* What is required
Write out every line from the one containing "map-land-iceland (1053, 496, 1097, 549)" to the one containing "map-land-great-britain (983, 675, 1156, 967)", including both of those lines and copying each without change.
>> Start
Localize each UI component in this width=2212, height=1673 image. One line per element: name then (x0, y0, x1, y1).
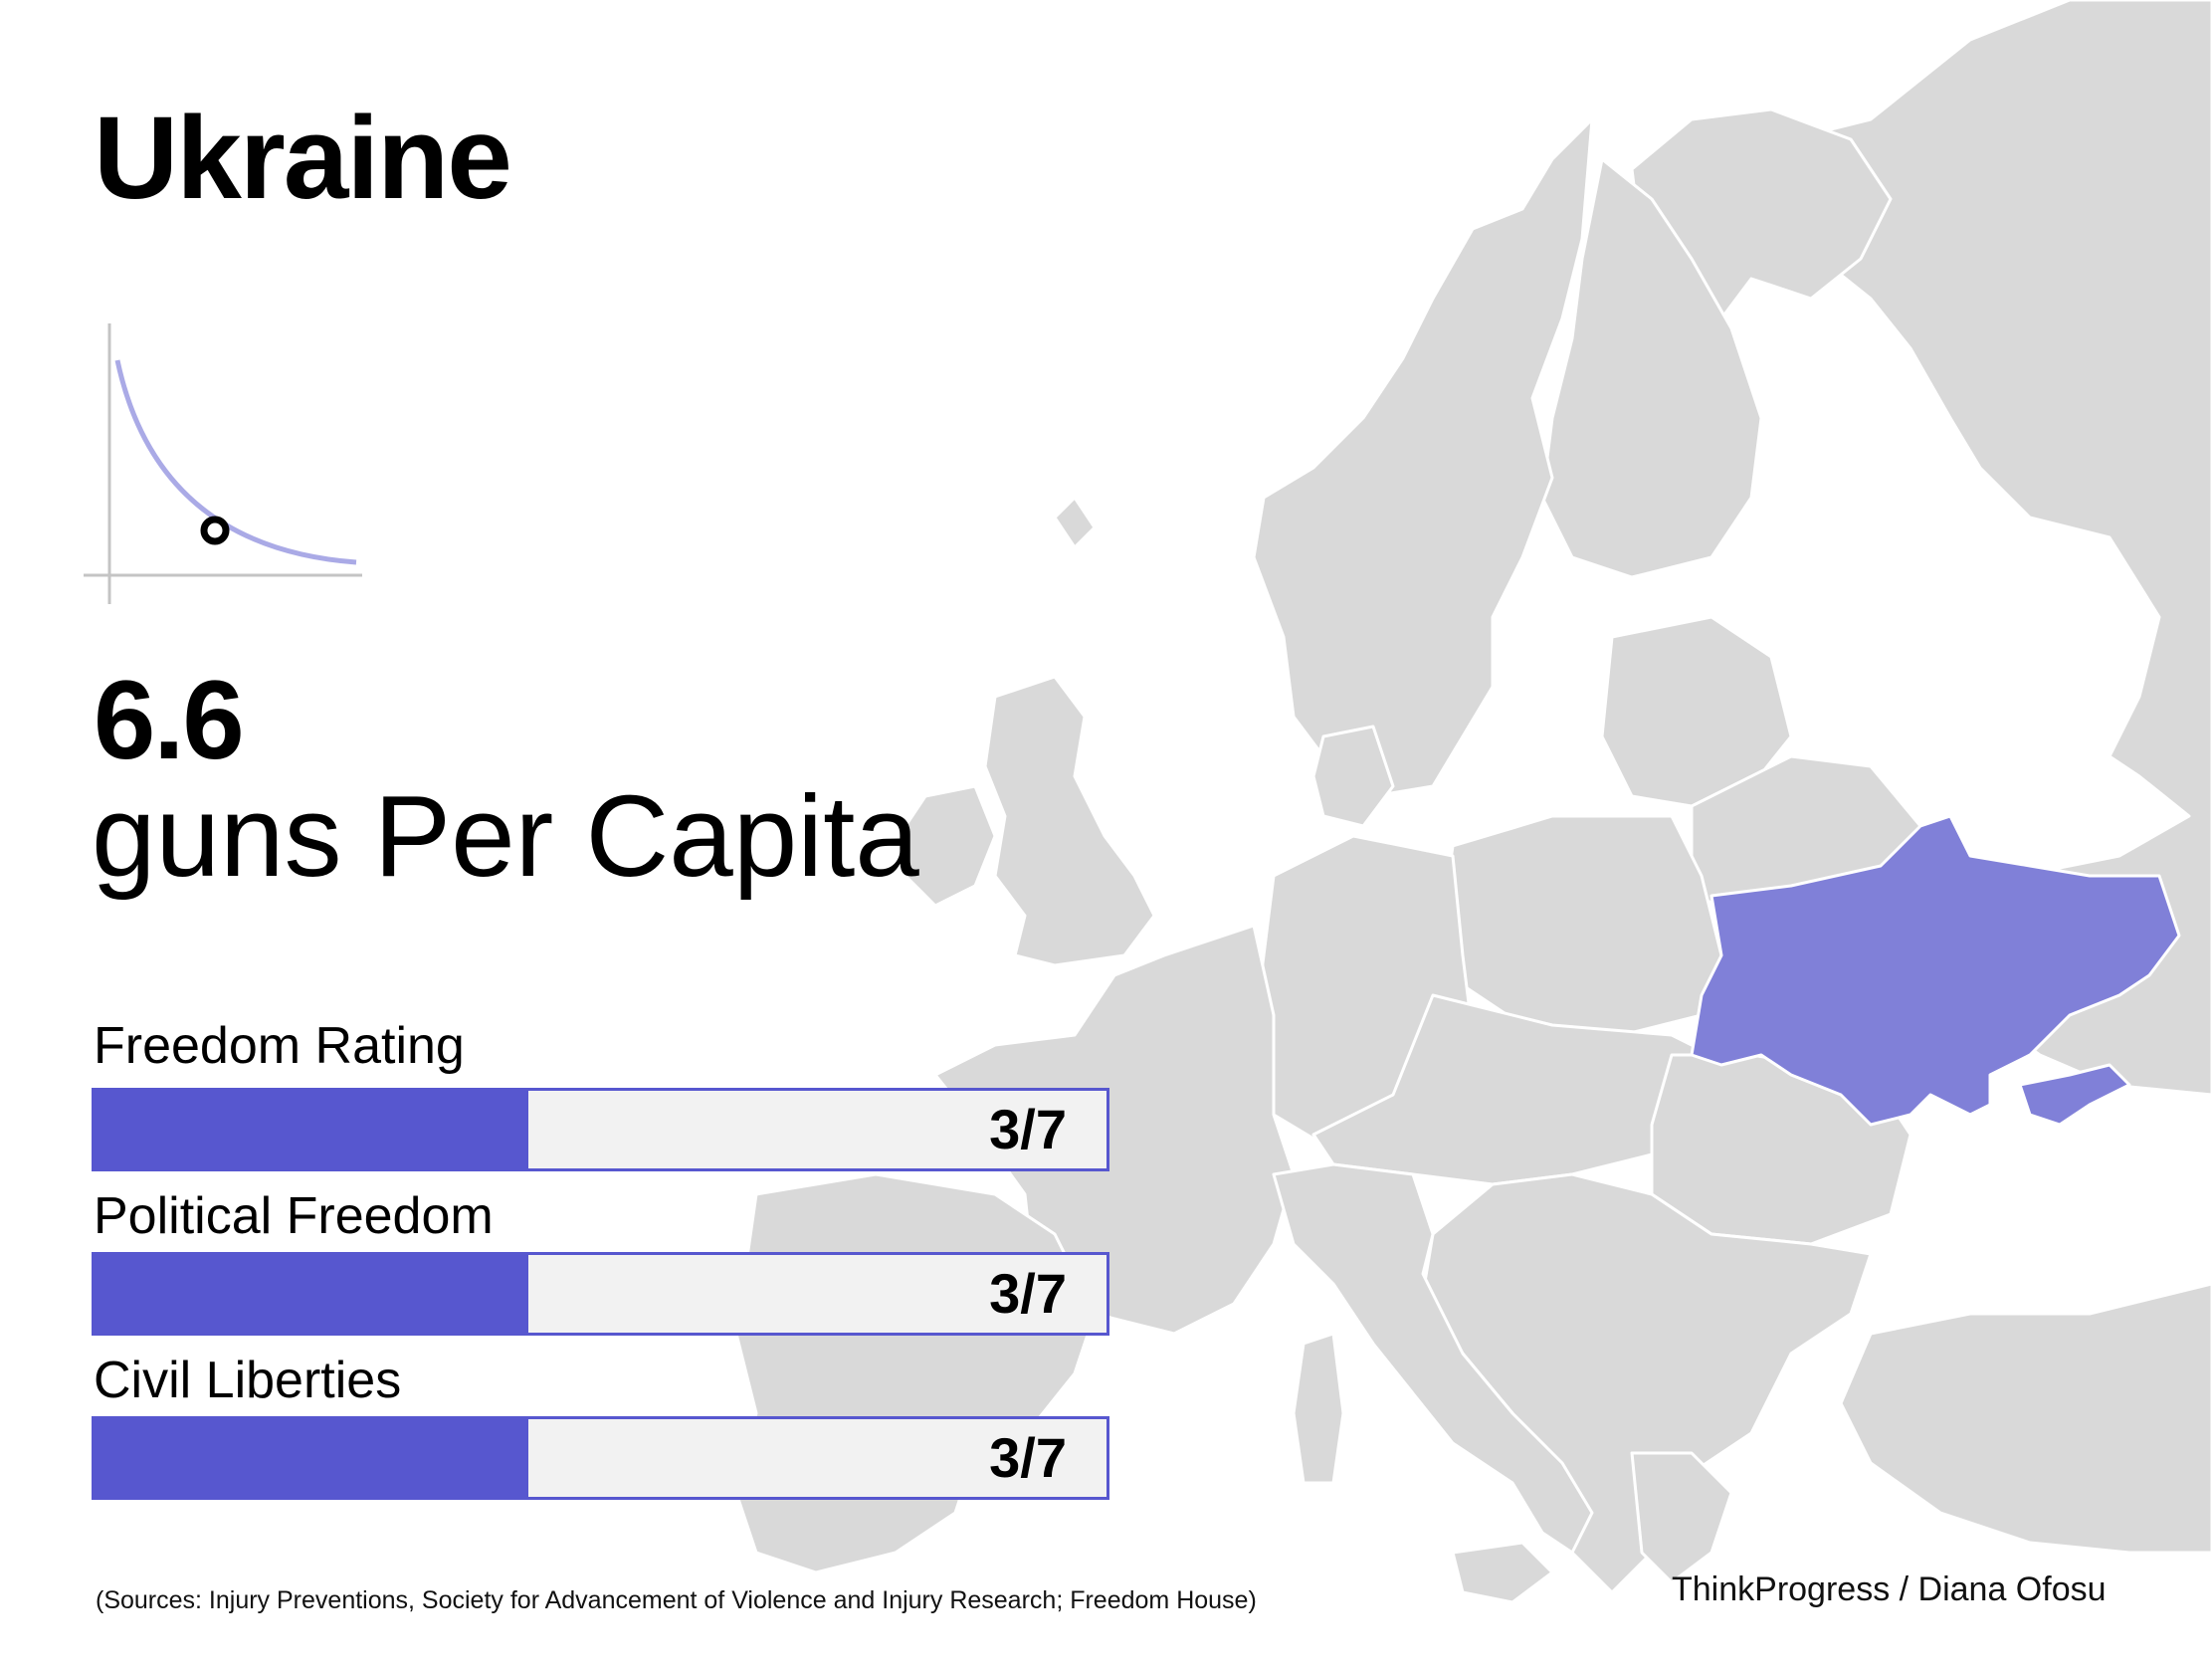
map-land-iceland (1053, 496, 1097, 549)
map-land-turkey (1839, 1282, 2212, 1555)
political-freedom-label: Political Freedom (94, 1187, 494, 1245)
guns-per-capita-value: 6.6 (94, 658, 245, 782)
civil-liberties-value: 3/7 (989, 1426, 1067, 1489)
map-land-greece (1630, 1451, 1733, 1584)
map-land-ireland (904, 784, 997, 908)
guns-per-capita-label: guns Per Capita (92, 771, 919, 901)
mini-chart-curve (114, 359, 357, 565)
sources-note: (Sources: Injury Preventions, Society fo… (96, 1586, 1257, 1614)
map-land-great-britain (983, 675, 1156, 967)
page-title: Ukraine (94, 93, 512, 224)
civil-liberties-bar: 3/7 (92, 1416, 1109, 1500)
map-land-scandinavia (1252, 117, 1594, 798)
map-land-sicily (1451, 1541, 1554, 1604)
political-freedom-bar: 3/7 (92, 1252, 1109, 1336)
map-country-crimea (2018, 1063, 2131, 1127)
freedom-rating-bar: 3/7 (92, 1088, 1109, 1171)
map-land-poland (1441, 814, 1723, 1037)
map-land-italy (1272, 1162, 1594, 1555)
map-land-finland (1540, 157, 1763, 579)
civil-liberties-fill (95, 1419, 528, 1497)
credit-line: ThinkProgress / Diana Ofosu (1672, 1570, 2107, 1608)
map-country-ukraine (1690, 814, 2181, 1127)
map-land-denmark (1311, 725, 1395, 828)
decay-curve-icon (84, 323, 362, 604)
civil-liberties-label: Civil Liberties (94, 1352, 402, 1409)
political-freedom-value: 3/7 (989, 1262, 1067, 1325)
map-land-iberia (734, 1172, 1097, 1574)
freedom-rating-value: 3/7 (989, 1098, 1067, 1160)
map-land-russia (1640, 0, 2212, 1097)
freedom-rating-fill (95, 1091, 528, 1168)
mini-chart-marker (200, 516, 230, 545)
map-land-sardinia (1292, 1332, 1345, 1485)
political-freedom-fill (95, 1255, 528, 1333)
freedom-rating-label: Freedom Rating (94, 1017, 465, 1075)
>> End
* Task result
map-land-iceland (1053, 496, 1097, 549)
map-land-turkey (1839, 1282, 2212, 1555)
political-freedom-label: Political Freedom (94, 1187, 494, 1245)
guns-per-capita-value: 6.6 (94, 658, 245, 782)
civil-liberties-value: 3/7 (989, 1426, 1067, 1489)
map-land-greece (1630, 1451, 1733, 1584)
map-land-ireland (904, 784, 997, 908)
guns-per-capita-label: guns Per Capita (92, 771, 919, 901)
mini-chart-curve (114, 359, 357, 565)
sources-note: (Sources: Injury Preventions, Society fo… (96, 1586, 1257, 1614)
map-land-great-britain (983, 675, 1156, 967)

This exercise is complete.